EXERCISE DETAILS:
Repeat precisely, and only, the lines between the line containing "What text is on this page?" and the end of the listing below, both ends included.

Records contained in a dataset:
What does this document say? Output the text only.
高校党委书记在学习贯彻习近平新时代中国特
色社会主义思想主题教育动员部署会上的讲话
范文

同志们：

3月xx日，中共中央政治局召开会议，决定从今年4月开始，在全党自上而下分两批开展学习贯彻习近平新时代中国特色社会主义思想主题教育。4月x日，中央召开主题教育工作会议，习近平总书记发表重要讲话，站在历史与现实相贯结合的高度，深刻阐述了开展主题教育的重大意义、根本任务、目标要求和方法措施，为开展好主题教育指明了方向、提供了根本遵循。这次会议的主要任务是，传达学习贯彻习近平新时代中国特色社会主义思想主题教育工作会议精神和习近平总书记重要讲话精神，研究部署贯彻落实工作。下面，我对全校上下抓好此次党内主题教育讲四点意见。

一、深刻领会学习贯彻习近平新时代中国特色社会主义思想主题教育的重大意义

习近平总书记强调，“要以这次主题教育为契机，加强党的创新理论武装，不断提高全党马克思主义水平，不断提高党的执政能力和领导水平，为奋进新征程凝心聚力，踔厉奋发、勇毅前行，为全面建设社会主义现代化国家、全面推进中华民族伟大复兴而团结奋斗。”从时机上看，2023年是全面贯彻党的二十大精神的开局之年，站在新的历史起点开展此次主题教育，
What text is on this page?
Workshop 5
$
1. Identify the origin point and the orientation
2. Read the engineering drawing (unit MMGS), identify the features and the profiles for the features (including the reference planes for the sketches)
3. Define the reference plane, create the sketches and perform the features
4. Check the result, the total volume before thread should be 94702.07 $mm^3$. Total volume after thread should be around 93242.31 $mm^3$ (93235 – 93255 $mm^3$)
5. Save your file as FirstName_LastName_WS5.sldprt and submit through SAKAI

THE SOLUTION:
What text is on this page?
Workshop 5
$
1. Identify the origin point and the orientation
2. Read the engineering drawing (unit MMGS), identify the features and the profiles for the features (including the reference planes for the sketches)
3. Define the reference plane, create the sketches and perform the features
4. Check the result, the total volume before thread should be 94702.07 $mm^3$. Total volume after thread should be around 93242.31 $mm^3$ (93235 – 93255 $mm^3$)
5. Save your file as FirstName_LastName_WS5.sldprt and submit through SAKAI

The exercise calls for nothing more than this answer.